**WHAT YOU SHOULD DO**
Pick out and copy every line below that has the word "page".

**DATA ENTRIES**
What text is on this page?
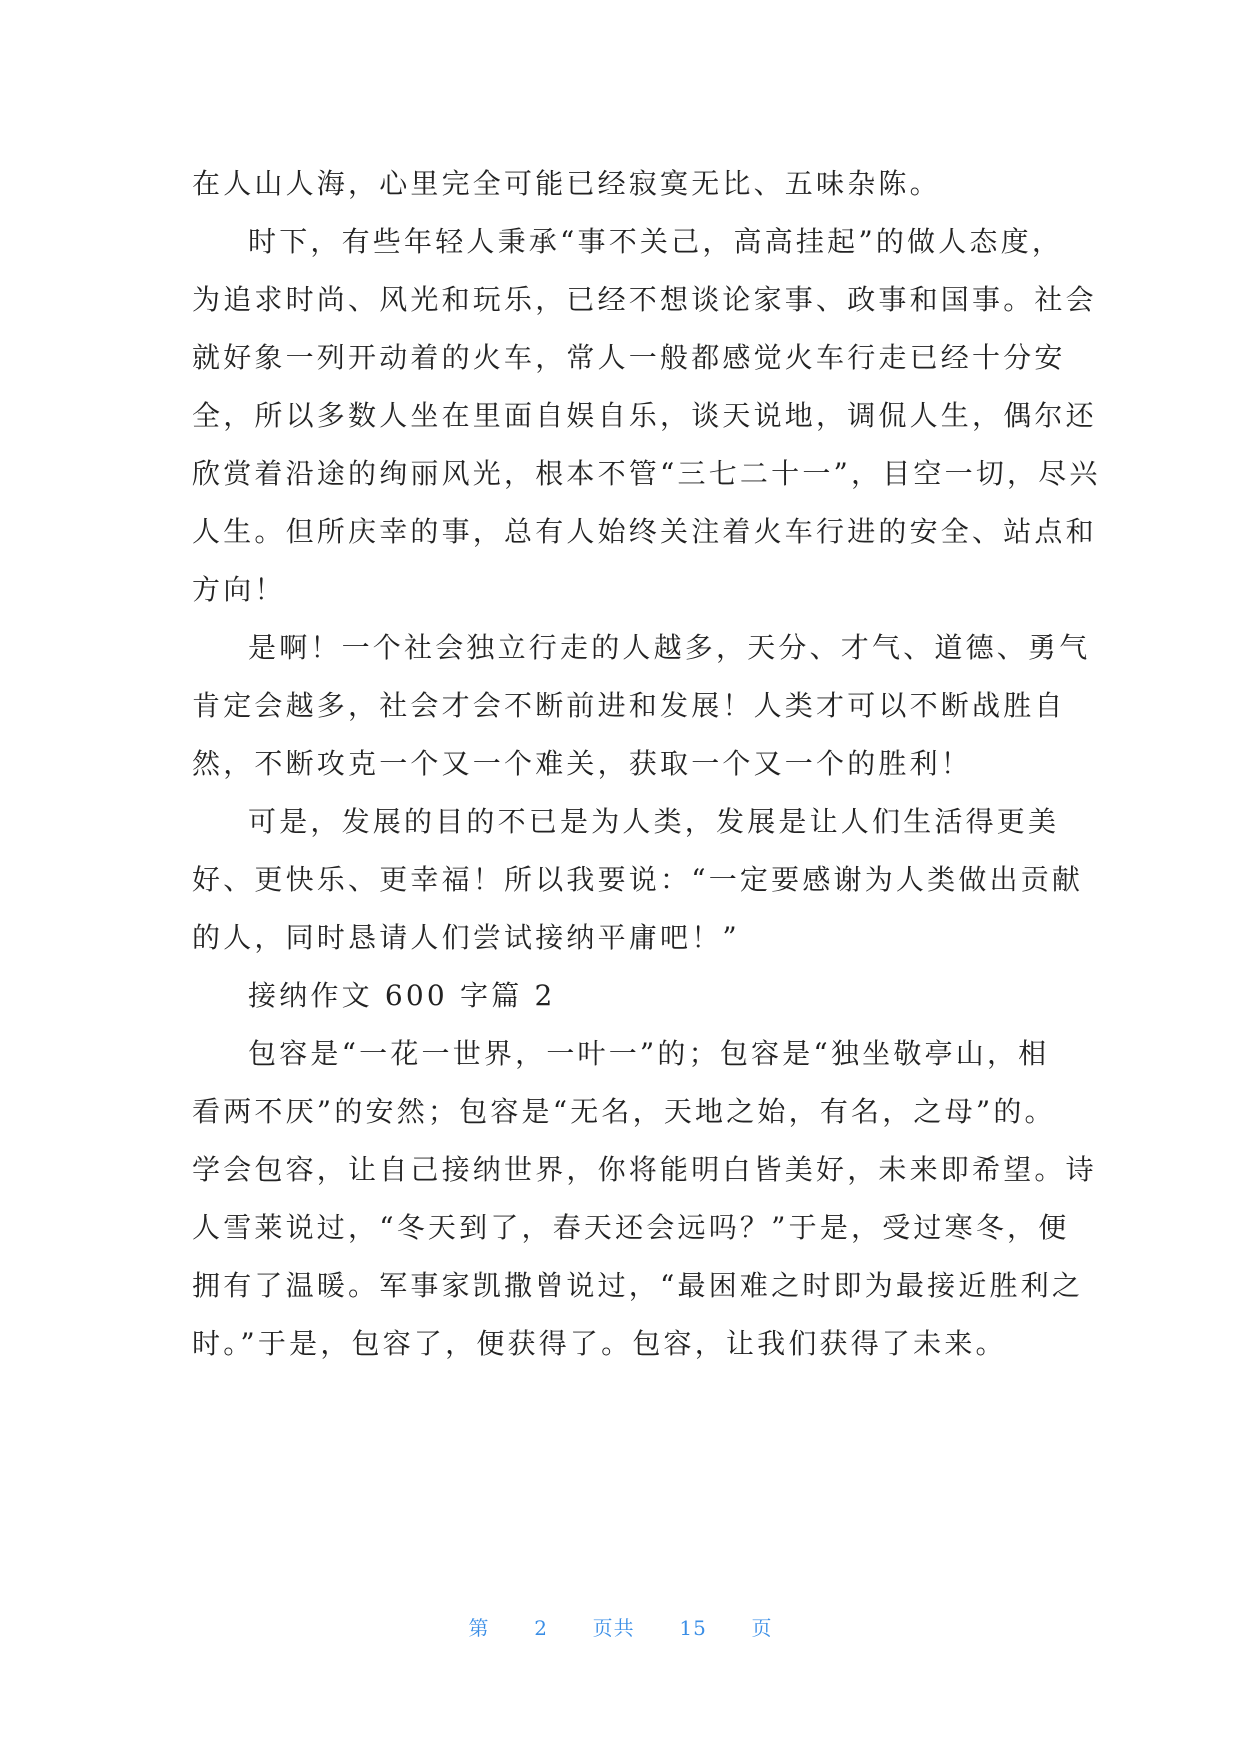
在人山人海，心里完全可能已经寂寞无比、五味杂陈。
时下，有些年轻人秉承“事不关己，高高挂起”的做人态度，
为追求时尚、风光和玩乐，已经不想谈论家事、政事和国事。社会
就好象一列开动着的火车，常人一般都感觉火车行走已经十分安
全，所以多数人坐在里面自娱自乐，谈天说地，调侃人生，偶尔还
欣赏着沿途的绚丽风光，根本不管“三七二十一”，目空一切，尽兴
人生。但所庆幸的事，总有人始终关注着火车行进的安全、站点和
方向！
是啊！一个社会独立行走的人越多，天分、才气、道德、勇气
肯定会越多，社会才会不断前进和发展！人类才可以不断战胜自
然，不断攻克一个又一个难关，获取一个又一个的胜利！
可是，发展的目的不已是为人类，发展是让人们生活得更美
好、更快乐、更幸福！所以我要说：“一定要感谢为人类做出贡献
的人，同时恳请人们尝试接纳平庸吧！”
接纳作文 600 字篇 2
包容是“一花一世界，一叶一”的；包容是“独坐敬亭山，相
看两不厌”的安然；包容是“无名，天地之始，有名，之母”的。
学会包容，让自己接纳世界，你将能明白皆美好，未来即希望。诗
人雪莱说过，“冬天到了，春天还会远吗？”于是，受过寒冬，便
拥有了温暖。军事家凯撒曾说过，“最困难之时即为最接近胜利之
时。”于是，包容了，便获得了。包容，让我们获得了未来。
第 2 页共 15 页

==

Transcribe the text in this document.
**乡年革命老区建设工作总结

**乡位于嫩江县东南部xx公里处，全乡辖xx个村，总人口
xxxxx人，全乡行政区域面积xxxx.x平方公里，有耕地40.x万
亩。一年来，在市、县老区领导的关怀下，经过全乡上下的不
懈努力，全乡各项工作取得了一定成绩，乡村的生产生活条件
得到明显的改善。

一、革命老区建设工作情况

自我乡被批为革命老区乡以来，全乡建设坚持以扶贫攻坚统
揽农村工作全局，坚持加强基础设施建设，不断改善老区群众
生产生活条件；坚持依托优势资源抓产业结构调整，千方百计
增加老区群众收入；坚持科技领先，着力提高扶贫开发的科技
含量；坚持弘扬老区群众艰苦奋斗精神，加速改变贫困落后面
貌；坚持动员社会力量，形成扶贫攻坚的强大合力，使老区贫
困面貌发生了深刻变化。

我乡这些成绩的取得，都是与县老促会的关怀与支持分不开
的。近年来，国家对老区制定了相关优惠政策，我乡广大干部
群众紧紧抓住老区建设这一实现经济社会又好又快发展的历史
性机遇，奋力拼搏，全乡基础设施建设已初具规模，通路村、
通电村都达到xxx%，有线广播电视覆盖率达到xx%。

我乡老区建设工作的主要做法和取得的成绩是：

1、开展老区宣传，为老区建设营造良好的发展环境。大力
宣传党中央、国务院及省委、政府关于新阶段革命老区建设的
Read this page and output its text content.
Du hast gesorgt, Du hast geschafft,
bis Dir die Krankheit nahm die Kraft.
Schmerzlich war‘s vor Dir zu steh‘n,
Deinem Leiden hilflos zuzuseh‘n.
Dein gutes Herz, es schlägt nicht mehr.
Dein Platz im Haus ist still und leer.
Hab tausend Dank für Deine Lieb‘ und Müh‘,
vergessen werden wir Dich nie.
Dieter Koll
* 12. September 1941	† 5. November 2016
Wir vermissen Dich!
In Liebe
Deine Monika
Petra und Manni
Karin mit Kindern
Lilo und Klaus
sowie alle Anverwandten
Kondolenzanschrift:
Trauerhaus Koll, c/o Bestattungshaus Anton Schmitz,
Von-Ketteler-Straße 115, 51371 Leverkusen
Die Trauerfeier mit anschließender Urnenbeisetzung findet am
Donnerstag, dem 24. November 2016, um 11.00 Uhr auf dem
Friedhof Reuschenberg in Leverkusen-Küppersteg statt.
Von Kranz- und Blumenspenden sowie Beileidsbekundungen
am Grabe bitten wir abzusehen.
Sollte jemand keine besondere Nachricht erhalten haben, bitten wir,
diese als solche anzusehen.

**SOLUTION TO THIS EXERCISE**
What text is on this page?
Read this page and output its text content.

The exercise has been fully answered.